→ RECORDS SHOWN
____________
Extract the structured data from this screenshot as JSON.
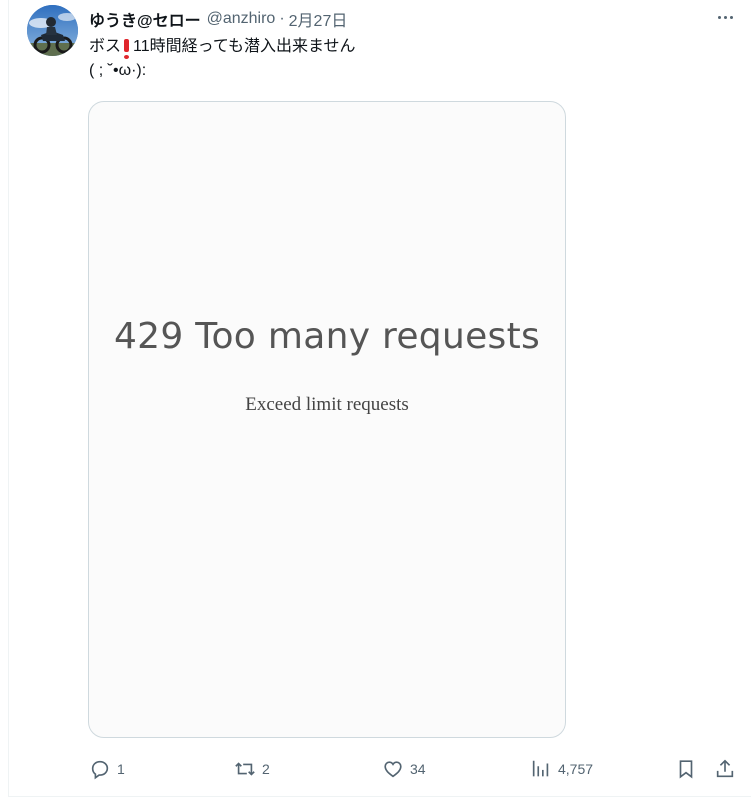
{
  "tweet": {
    "display_name": "ゆうき@セロー",
    "handle": "@anzhiro",
    "separator": "·",
    "date": "2月27日",
    "text_line1_start": "ボス",
    "text_line1_emoji": "heavy-exclamation-mark-icon",
    "text_line1_end": "11時間経っても潜入出来ません",
    "text_line2": "( ; ˘•ω·):"
  },
  "media": {
    "title": "429 Too many requests",
    "subtitle": "Exceed limit requests"
  },
  "actions": {
    "replies": "1",
    "retweets": "2",
    "likes": "34",
    "views": "4,757"
  },
  "icons": {
    "avatar": "motorcycle-rider-avatar",
    "more": "more-options-icon",
    "reply": "reply-icon",
    "retweet": "retweet-icon",
    "like": "heart-icon",
    "views": "analytics-icon",
    "bookmark": "bookmark-icon",
    "share": "share-icon"
  },
  "colors": {
    "text_primary": "#0f1419",
    "text_secondary": "#536471",
    "border": "#cfd9de",
    "emoji_red": "#e0262c"
  }
}
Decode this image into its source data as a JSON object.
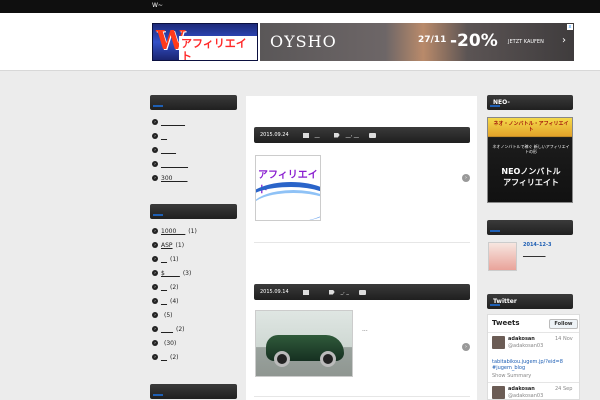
{
  "topbar": {
    "title": "W~"
  },
  "header": {
    "logo": {
      "letter": "W",
      "text": "アフィリエイト"
    },
    "ad": {
      "brand": "OYSHO",
      "date": "27/11",
      "discount": "-20%",
      "cta": "JETZT KAUFEN",
      "chevron": "›",
      "close": "x"
    }
  },
  "sidebar_left": {
    "widgets": [
      {
        "title": "__",
        "items": [
          {
            "label": "________",
            "count": ""
          },
          {
            "label": "__",
            "count": ""
          },
          {
            "label": "_____",
            "count": ""
          },
          {
            "label": "_________",
            "count": ""
          },
          {
            "label": "300_____",
            "count": ""
          }
        ]
      },
      {
        "title": "__",
        "items": [
          {
            "label": "1000___",
            "count": "(1)"
          },
          {
            "label": "ASP",
            "count": "(1)"
          },
          {
            "label": "__",
            "count": "(1)"
          },
          {
            "label": "$_____",
            "count": "(3)"
          },
          {
            "label": "__",
            "count": "(2)"
          },
          {
            "label": "__",
            "count": "(4)"
          },
          {
            "label": "",
            "count": "(5)"
          },
          {
            "label": "____",
            "count": "(2)"
          },
          {
            "label": "",
            "count": "(30)"
          },
          {
            "label": "__",
            "count": "(2)"
          }
        ]
      },
      {
        "title": "__"
      }
    ]
  },
  "posts": [
    {
      "date": "2015.09.24",
      "category": "__",
      "tags": "__, __",
      "thumb_text": "アフィリエイト",
      "excerpt": ""
    },
    {
      "date": "2015.09.14",
      "category": "",
      "tags": "_, _",
      "thumb_text": "",
      "excerpt": "..."
    }
  ],
  "sidebar_right": {
    "neo": {
      "title": "NEO-",
      "banner_top": "ネオ・ノンバトル・アフィリエイト",
      "banner_mid": "ネオノンバトルで稼ぐ 新しいアフィリエイトの形",
      "banner_line1": "NEOノンバトル",
      "banner_line2": "アフィリエイト"
    },
    "recent": {
      "title": "__",
      "date": "2014-12-3",
      "link": "_________"
    },
    "twitter": {
      "title": "Twitter",
      "header": "Tweets",
      "follow": "Follow",
      "tweets": [
        {
          "name": "adakosan",
          "handle": "@adakosan03",
          "date": "14 Nov",
          "text": "tabitabikou.jugem.jp/?eid=8 #jugem_blog",
          "summary": "Show Summary"
        },
        {
          "name": "adakosan",
          "handle": "@adakosan03",
          "date": "24 Sep",
          "text": "",
          "summary": ""
        }
      ]
    }
  }
}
____________
→ PROBLEM REQUIREMENTS
Copy the listing word for word, excluding its pictures.

→ ANSWER FOR THE TASK
Extract the structured data from this screenshot as JSON.
{
  "tweet": {
    "display_name": "ゆうき@セロー",
    "handle": "@anzhiro",
    "separator": "·",
    "date": "2月27日",
    "text_line1_start": "ボス",
    "text_line1_emoji": "heavy-exclamation-mark-icon",
    "text_line1_end": "11時間経っても潜入出来ません",
    "text_line2": "( ; ˘•ω·):"
  },
  "media": {
    "title": "429 Too many requests",
    "subtitle": "Exceed limit requests"
  },
  "actions": {
    "replies": "1",
    "retweets": "2",
    "likes": "34",
    "views": "4,757"
  },
  "icons": {
    "avatar": "motorcycle-rider-avatar",
    "more": "more-options-icon",
    "reply": "reply-icon",
    "retweet": "retweet-icon",
    "like": "heart-icon",
    "views": "analytics-icon",
    "bookmark": "bookmark-icon",
    "share": "share-icon"
  },
  "colors": {
    "text_primary": "#0f1419",
    "text_secondary": "#536471",
    "border": "#cfd9de",
    "emoji_red": "#e0262c"
  }
}
Decode this image into its source data as a JSON object.
{
  "topbar": {
    "title": "W~"
  },
  "header": {
    "logo": {
      "letter": "W",
      "text": "アフィリエイト"
    },
    "ad": {
      "brand": "OYSHO",
      "date": "27/11",
      "discount": "-20%",
      "cta": "JETZT KAUFEN",
      "chevron": "›",
      "close": "x"
    }
  },
  "sidebar_left": {
    "widgets": [
      {
        "title": "__",
        "items": [
          {
            "label": "________",
            "count": ""
          },
          {
            "label": "__",
            "count": ""
          },
          {
            "label": "_____",
            "count": ""
          },
          {
            "label": "_________",
            "count": ""
          },
          {
            "label": "300_____",
            "count": ""
          }
        ]
      },
      {
        "title": "__",
        "items": [
          {
            "label": "1000___",
            "count": "(1)"
          },
          {
            "label": "ASP",
            "count": "(1)"
          },
          {
            "label": "__",
            "count": "(1)"
          },
          {
            "label": "$_____",
            "count": "(3)"
          },
          {
            "label": "__",
            "count": "(2)"
          },
          {
            "label": "__",
            "count": "(4)"
          },
          {
            "label": "",
            "count": "(5)"
          },
          {
            "label": "____",
            "count": "(2)"
          },
          {
            "label": "",
            "count": "(30)"
          },
          {
            "label": "__",
            "count": "(2)"
          }
        ]
      },
      {
        "title": "__"
      }
    ]
  },
  "posts": [
    {
      "date": "2015.09.24",
      "category": "__",
      "tags": "__, __",
      "thumb_text": "アフィリエイト",
      "excerpt": ""
    },
    {
      "date": "2015.09.14",
      "category": "",
      "tags": "_, _",
      "thumb_text": "",
      "excerpt": "..."
    }
  ],
  "sidebar_right": {
    "neo": {
      "title": "NEO-",
      "banner_top": "ネオ・ノンバトル・アフィリエイト",
      "banner_mid": "ネオノンバトルで稼ぐ 新しいアフィリエイトの形",
      "banner_line1": "NEOノンバトル",
      "banner_line2": "アフィリエイト"
    },
    "recent": {
      "title": "__",
      "date": "2014-12-3",
      "link": "_________"
    },
    "twitter": {
      "title": "Twitter",
      "header": "Tweets",
      "follow": "Follow",
      "tweets": [
        {
          "name": "adakosan",
          "handle": "@adakosan03",
          "date": "14 Nov",
          "text": "tabitabikou.jugem.jp/?eid=8 #jugem_blog",
          "summary": "Show Summary"
        },
        {
          "name": "adakosan",
          "handle": "@adakosan03",
          "date": "24 Sep",
          "text": "",
          "summary": ""
        }
      ]
    }
  }
}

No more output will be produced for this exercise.